## Start Excerpted data
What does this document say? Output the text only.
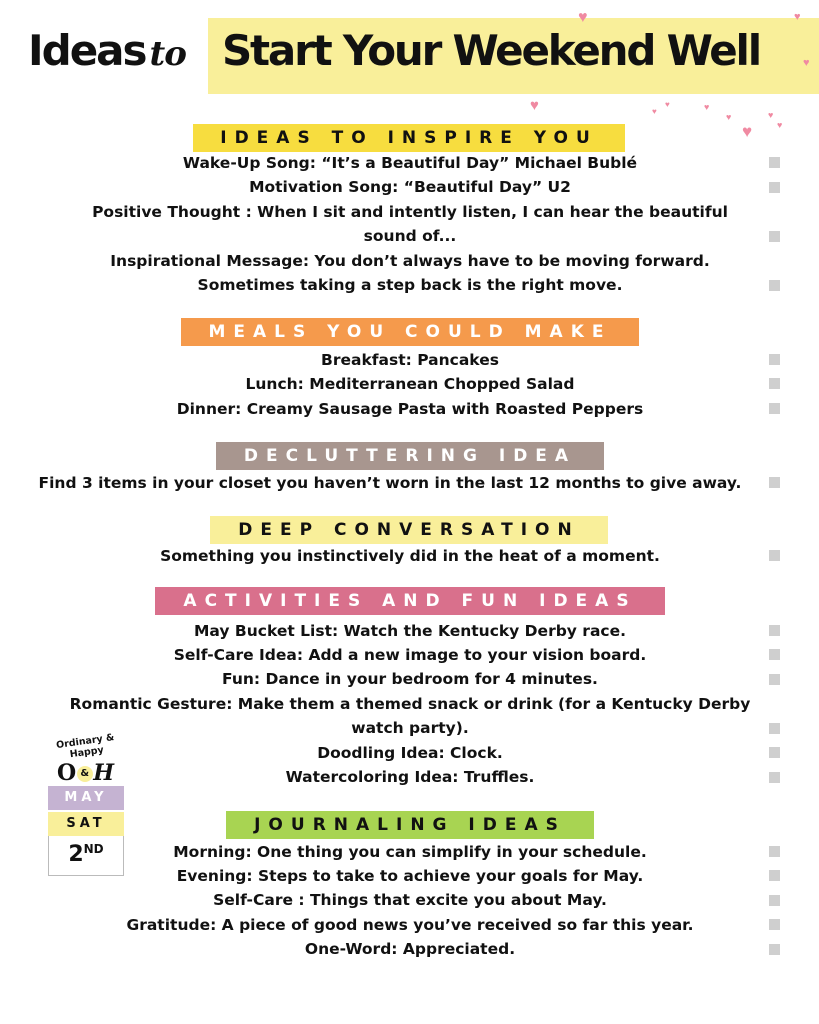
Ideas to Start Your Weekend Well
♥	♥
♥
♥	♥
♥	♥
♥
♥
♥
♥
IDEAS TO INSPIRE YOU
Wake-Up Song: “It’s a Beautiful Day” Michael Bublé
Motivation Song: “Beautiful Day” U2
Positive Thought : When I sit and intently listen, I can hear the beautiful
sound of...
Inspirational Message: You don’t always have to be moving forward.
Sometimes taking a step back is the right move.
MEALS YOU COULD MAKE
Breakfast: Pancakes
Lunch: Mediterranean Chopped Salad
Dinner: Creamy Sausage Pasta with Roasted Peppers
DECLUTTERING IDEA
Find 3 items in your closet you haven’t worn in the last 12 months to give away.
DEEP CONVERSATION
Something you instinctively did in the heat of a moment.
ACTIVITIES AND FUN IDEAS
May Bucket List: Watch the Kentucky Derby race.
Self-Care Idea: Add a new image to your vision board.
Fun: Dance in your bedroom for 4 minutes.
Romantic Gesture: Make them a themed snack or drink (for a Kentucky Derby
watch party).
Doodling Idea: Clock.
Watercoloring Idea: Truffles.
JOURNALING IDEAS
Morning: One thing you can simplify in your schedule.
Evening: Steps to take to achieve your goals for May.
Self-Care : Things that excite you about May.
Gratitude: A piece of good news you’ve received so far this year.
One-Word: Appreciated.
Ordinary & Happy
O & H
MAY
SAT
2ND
## End Excerpted data
## Start Excerpted data
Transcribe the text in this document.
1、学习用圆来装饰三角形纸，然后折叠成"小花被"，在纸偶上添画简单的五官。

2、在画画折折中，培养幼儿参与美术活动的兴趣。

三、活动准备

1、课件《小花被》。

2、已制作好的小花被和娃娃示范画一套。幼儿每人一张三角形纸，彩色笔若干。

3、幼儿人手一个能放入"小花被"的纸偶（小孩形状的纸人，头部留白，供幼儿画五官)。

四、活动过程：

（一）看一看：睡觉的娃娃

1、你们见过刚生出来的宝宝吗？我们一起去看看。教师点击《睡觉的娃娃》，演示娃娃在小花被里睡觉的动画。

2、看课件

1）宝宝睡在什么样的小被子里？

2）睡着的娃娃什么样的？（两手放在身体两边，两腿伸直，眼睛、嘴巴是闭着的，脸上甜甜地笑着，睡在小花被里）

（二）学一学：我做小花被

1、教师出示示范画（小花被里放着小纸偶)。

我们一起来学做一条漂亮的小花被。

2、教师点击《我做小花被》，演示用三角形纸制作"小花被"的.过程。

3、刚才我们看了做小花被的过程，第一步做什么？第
## End Excerpted data
## Start Excerpted data
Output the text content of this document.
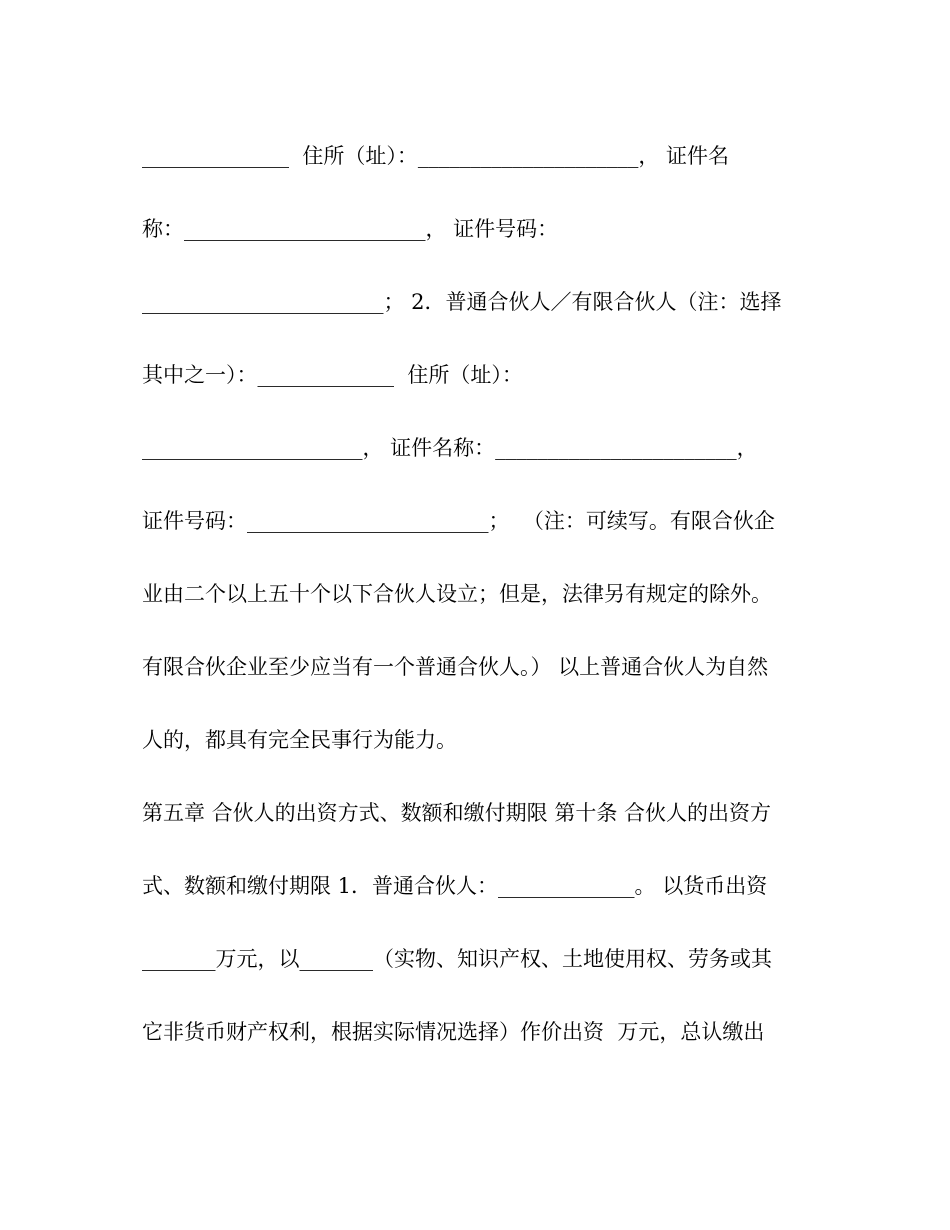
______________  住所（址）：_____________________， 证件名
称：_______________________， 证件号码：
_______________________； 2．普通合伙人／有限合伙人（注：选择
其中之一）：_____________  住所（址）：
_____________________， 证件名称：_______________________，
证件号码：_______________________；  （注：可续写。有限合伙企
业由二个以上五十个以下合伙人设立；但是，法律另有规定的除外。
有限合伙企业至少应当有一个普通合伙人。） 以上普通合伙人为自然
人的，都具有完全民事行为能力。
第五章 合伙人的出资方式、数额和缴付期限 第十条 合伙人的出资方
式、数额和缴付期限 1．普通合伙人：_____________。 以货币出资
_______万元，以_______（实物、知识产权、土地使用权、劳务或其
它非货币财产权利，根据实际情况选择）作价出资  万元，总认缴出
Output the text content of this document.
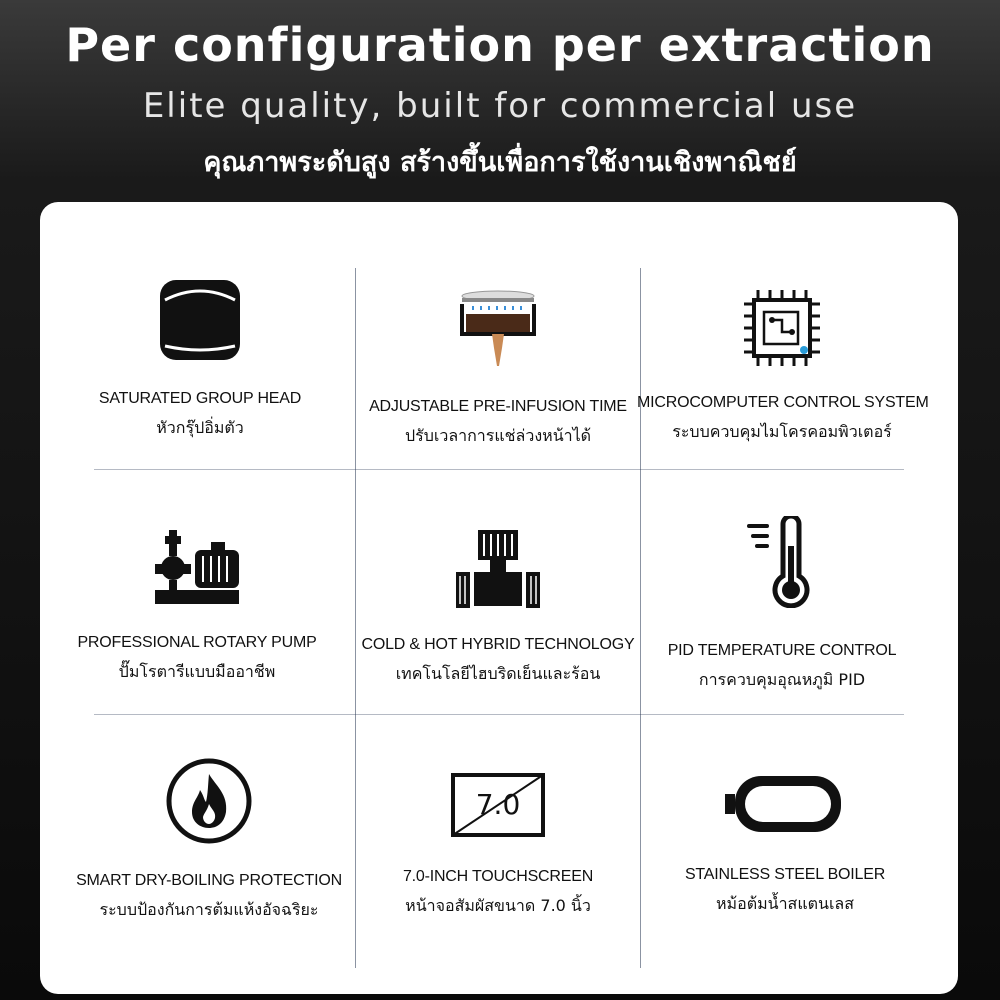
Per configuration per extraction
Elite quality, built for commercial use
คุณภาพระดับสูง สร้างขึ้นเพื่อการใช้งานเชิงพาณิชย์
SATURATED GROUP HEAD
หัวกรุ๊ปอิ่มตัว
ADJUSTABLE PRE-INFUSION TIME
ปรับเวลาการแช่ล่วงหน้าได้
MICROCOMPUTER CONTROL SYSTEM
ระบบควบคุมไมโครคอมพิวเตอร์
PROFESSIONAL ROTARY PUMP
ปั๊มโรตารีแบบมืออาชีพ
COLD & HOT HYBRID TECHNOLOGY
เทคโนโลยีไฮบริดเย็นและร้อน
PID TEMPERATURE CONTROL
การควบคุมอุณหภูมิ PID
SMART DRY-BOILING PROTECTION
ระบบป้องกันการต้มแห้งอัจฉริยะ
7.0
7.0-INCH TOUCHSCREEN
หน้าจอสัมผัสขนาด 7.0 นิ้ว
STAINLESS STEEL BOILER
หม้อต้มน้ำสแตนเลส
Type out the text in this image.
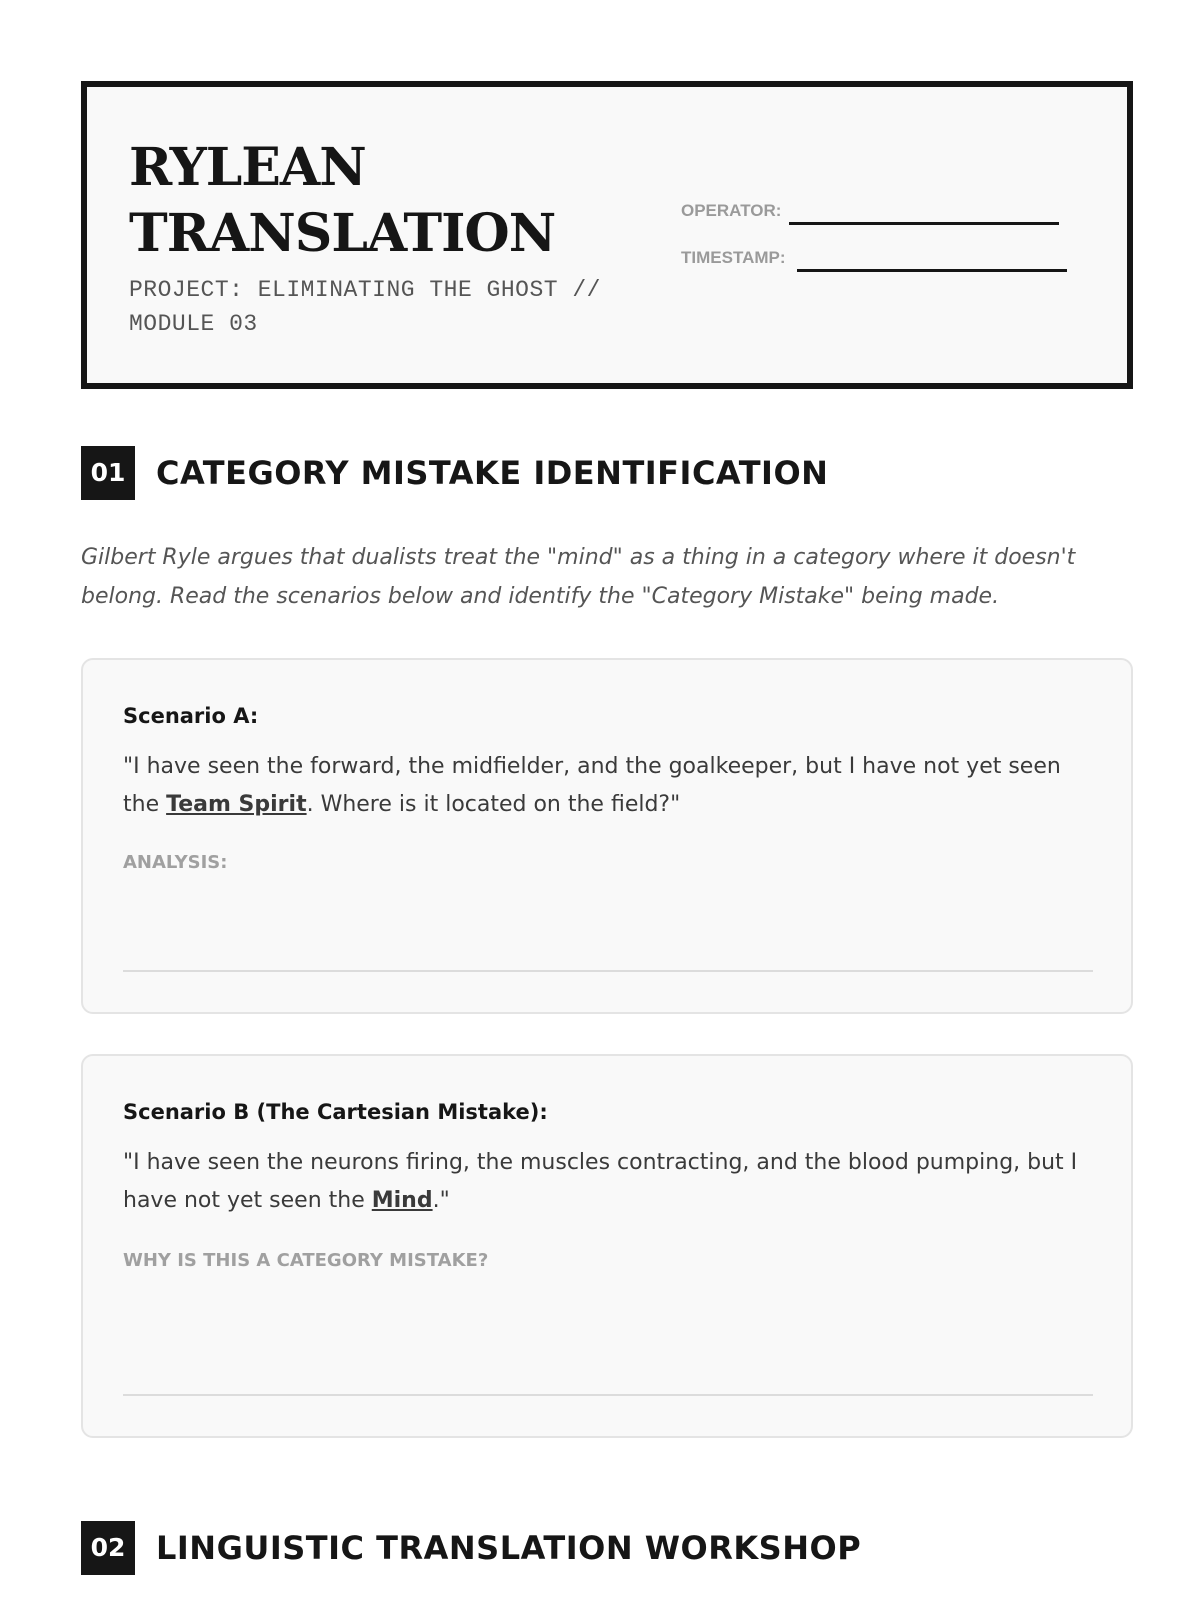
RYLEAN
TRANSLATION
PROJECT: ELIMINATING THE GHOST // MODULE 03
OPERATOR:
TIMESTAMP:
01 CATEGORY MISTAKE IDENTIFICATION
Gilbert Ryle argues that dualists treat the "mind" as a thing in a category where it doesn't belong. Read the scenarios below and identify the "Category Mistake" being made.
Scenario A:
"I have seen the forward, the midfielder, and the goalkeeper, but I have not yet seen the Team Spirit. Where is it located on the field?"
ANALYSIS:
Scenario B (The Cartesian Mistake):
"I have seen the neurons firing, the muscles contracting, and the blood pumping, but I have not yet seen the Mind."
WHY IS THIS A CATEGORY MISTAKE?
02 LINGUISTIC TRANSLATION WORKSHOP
## End Excerpted data
**What you need to do:** Copy in full each line that holds the word "Care".

**Correct response:**
Self-Care Idea: Add a new image to your vision board.
Self-Care : Things that excite you about May.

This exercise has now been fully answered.